What to work on
Repeat each line of the material exactly.

Records about charts and figures
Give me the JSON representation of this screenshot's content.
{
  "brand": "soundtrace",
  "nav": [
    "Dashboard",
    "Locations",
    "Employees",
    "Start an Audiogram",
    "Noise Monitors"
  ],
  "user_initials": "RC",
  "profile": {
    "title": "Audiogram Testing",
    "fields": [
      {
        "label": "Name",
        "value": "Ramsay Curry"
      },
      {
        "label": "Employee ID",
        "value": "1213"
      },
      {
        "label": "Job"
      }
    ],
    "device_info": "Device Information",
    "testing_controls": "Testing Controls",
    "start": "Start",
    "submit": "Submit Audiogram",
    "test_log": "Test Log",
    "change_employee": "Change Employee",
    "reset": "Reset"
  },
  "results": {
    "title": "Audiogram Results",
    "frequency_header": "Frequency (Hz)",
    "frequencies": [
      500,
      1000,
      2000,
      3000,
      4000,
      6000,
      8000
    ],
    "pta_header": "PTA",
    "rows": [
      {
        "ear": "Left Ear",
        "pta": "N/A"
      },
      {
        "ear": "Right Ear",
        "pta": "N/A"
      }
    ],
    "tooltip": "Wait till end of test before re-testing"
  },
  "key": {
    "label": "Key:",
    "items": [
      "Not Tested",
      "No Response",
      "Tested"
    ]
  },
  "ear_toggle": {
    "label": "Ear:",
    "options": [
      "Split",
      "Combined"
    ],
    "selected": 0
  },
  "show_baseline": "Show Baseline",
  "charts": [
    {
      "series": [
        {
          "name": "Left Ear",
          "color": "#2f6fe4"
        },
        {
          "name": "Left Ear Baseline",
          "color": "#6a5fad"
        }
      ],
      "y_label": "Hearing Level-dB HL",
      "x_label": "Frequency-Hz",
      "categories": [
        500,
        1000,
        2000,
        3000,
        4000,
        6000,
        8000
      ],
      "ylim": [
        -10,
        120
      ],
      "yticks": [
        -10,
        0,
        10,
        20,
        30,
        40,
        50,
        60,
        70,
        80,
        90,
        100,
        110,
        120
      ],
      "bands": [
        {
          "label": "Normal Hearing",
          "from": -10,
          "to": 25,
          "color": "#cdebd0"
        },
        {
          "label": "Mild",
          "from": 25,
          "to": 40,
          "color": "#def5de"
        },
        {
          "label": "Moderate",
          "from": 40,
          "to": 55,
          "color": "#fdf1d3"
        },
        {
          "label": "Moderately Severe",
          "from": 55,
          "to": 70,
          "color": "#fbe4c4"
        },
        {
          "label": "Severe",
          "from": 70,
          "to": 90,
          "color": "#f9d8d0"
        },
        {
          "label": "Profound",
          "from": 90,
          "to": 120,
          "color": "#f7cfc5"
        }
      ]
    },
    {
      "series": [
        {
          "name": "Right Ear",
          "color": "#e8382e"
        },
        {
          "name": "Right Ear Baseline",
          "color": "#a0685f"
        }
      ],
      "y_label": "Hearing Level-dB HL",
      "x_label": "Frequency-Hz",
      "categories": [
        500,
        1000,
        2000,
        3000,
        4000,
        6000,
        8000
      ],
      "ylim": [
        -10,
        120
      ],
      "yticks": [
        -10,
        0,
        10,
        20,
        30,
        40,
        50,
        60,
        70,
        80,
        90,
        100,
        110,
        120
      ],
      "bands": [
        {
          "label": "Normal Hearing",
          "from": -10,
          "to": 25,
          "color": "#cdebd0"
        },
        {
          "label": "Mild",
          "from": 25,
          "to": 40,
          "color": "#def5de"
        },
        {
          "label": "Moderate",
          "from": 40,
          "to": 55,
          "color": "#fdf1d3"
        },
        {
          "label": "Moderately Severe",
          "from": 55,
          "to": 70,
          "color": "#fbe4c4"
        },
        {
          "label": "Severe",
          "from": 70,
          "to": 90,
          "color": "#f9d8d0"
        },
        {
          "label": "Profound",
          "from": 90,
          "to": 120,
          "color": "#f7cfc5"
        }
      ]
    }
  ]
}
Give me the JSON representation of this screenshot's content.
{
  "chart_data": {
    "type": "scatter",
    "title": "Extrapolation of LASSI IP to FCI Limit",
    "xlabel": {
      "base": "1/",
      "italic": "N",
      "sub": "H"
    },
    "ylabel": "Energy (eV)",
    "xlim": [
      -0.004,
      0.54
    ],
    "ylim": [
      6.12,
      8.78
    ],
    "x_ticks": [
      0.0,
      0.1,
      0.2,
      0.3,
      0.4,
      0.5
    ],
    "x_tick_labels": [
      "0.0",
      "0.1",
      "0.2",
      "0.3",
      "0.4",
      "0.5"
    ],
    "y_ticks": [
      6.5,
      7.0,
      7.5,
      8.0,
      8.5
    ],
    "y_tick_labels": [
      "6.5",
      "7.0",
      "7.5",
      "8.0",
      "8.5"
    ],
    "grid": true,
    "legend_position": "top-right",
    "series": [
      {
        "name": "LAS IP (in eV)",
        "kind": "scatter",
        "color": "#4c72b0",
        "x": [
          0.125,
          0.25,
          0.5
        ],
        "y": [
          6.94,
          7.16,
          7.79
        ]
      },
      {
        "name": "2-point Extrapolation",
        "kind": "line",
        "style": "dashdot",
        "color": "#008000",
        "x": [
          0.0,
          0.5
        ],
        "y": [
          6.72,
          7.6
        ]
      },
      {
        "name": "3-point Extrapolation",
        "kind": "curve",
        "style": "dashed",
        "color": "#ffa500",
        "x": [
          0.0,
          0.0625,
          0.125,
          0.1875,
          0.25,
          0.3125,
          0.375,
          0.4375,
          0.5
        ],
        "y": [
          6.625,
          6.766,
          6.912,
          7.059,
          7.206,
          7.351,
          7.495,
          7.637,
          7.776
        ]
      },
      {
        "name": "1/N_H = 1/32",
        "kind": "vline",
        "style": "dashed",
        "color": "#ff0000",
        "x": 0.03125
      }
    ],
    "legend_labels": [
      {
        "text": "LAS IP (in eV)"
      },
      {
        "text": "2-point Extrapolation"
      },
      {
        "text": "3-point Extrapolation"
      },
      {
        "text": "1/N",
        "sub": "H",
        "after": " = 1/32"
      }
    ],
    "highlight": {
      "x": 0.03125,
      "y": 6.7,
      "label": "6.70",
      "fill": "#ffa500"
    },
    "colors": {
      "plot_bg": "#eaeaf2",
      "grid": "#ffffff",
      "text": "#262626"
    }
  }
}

Result for this task
Give me the JSON representation of this screenshot's content.
{
  "brand": "soundtrace",
  "nav": [
    "Dashboard",
    "Locations",
    "Employees",
    "Start an Audiogram",
    "Noise Monitors"
  ],
  "user_initials": "RC",
  "profile": {
    "title": "Audiogram Testing",
    "fields": [
      {
        "label": "Name",
        "value": "Ramsay Curry"
      },
      {
        "label": "Employee ID",
        "value": "1213"
      },
      {
        "label": "Job"
      }
    ],
    "device_info": "Device Information",
    "testing_controls": "Testing Controls",
    "start": "Start",
    "submit": "Submit Audiogram",
    "test_log": "Test Log",
    "change_employee": "Change Employee",
    "reset": "Reset"
  },
  "results": {
    "title": "Audiogram Results",
    "frequency_header": "Frequency (Hz)",
    "frequencies": [
      500,
      1000,
      2000,
      3000,
      4000,
      6000,
      8000
    ],
    "pta_header": "PTA",
    "rows": [
      {
        "ear": "Left Ear",
        "pta": "N/A"
      },
      {
        "ear": "Right Ear",
        "pta": "N/A"
      }
    ],
    "tooltip": "Wait till end of test before re-testing"
  },
  "key": {
    "label": "Key:",
    "items": [
      "Not Tested",
      "No Response",
      "Tested"
    ]
  },
  "ear_toggle": {
    "label": "Ear:",
    "options": [
      "Split",
      "Combined"
    ],
    "selected": 0
  },
  "show_baseline": "Show Baseline",
  "charts": [
    {
      "series": [
        {
          "name": "Left Ear",
          "color": "#2f6fe4"
        },
        {
          "name": "Left Ear Baseline",
          "color": "#6a5fad"
        }
      ],
      "y_label": "Hearing Level-dB HL",
      "x_label": "Frequency-Hz",
      "categories": [
        500,
        1000,
        2000,
        3000,
        4000,
        6000,
        8000
      ],
      "ylim": [
        -10,
        120
      ],
      "yticks": [
        -10,
        0,
        10,
        20,
        30,
        40,
        50,
        60,
        70,
        80,
        90,
        100,
        110,
        120
      ],
      "bands": [
        {
          "label": "Normal Hearing",
          "from": -10,
          "to": 25,
          "color": "#cdebd0"
        },
        {
          "label": "Mild",
          "from": 25,
          "to": 40,
          "color": "#def5de"
        },
        {
          "label": "Moderate",
          "from": 40,
          "to": 55,
          "color": "#fdf1d3"
        },
        {
          "label": "Moderately Severe",
          "from": 55,
          "to": 70,
          "color": "#fbe4c4"
        },
        {
          "label": "Severe",
          "from": 70,
          "to": 90,
          "color": "#f9d8d0"
        },
        {
          "label": "Profound",
          "from": 90,
          "to": 120,
          "color": "#f7cfc5"
        }
      ]
    },
    {
      "series": [
        {
          "name": "Right Ear",
          "color": "#e8382e"
        },
        {
          "name": "Right Ear Baseline",
          "color": "#a0685f"
        }
      ],
      "y_label": "Hearing Level-dB HL",
      "x_label": "Frequency-Hz",
      "categories": [
        500,
        1000,
        2000,
        3000,
        4000,
        6000,
        8000
      ],
      "ylim": [
        -10,
        120
      ],
      "yticks": [
        -10,
        0,
        10,
        20,
        30,
        40,
        50,
        60,
        70,
        80,
        90,
        100,
        110,
        120
      ],
      "bands": [
        {
          "label": "Normal Hearing",
          "from": -10,
          "to": 25,
          "color": "#cdebd0"
        },
        {
          "label": "Mild",
          "from": 25,
          "to": 40,
          "color": "#def5de"
        },
        {
          "label": "Moderate",
          "from": 40,
          "to": 55,
          "color": "#fdf1d3"
        },
        {
          "label": "Moderately Severe",
          "from": 55,
          "to": 70,
          "color": "#fbe4c4"
        },
        {
          "label": "Severe",
          "from": 70,
          "to": 90,
          "color": "#f9d8d0"
        },
        {
          "label": "Profound",
          "from": 90,
          "to": 120,
          "color": "#f7cfc5"
        }
      ]
    }
  ]
}
Give me the JSON representation of this screenshot's content.
{
  "chart_data": {
    "type": "scatter",
    "title": "Extrapolation of LASSI IP to FCI Limit",
    "xlabel": {
      "base": "1/",
      "italic": "N",
      "sub": "H"
    },
    "ylabel": "Energy (eV)",
    "xlim": [
      -0.004,
      0.54
    ],
    "ylim": [
      6.12,
      8.78
    ],
    "x_ticks": [
      0.0,
      0.1,
      0.2,
      0.3,
      0.4,
      0.5
    ],
    "x_tick_labels": [
      "0.0",
      "0.1",
      "0.2",
      "0.3",
      "0.4",
      "0.5"
    ],
    "y_ticks": [
      6.5,
      7.0,
      7.5,
      8.0,
      8.5
    ],
    "y_tick_labels": [
      "6.5",
      "7.0",
      "7.5",
      "8.0",
      "8.5"
    ],
    "grid": true,
    "legend_position": "top-right",
    "series": [
      {
        "name": "LAS IP (in eV)",
        "kind": "scatter",
        "color": "#4c72b0",
        "x": [
          0.125,
          0.25,
          0.5
        ],
        "y": [
          6.94,
          7.16,
          7.79
        ]
      },
      {
        "name": "2-point Extrapolation",
        "kind": "line",
        "style": "dashdot",
        "color": "#008000",
        "x": [
          0.0,
          0.5
        ],
        "y": [
          6.72,
          7.6
        ]
      },
      {
        "name": "3-point Extrapolation",
        "kind": "curve",
        "style": "dashed",
        "color": "#ffa500",
        "x": [
          0.0,
          0.0625,
          0.125,
          0.1875,
          0.25,
          0.3125,
          0.375,
          0.4375,
          0.5
        ],
        "y": [
          6.625,
          6.766,
          6.912,
          7.059,
          7.206,
          7.351,
          7.495,
          7.637,
          7.776
        ]
      },
      {
        "name": "1/N_H = 1/32",
        "kind": "vline",
        "style": "dashed",
        "color": "#ff0000",
        "x": 0.03125
      }
    ],
    "legend_labels": [
      {
        "text": "LAS IP (in eV)"
      },
      {
        "text": "2-point Extrapolation"
      },
      {
        "text": "3-point Extrapolation"
      },
      {
        "text": "1/N",
        "sub": "H",
        "after": " = 1/32"
      }
    ],
    "highlight": {
      "x": 0.03125,
      "y": 6.7,
      "label": "6.70",
      "fill": "#ffa500"
    },
    "colors": {
      "plot_bg": "#eaeaf2",
      "grid": "#ffffff",
      "text": "#262626"
    }
  }
}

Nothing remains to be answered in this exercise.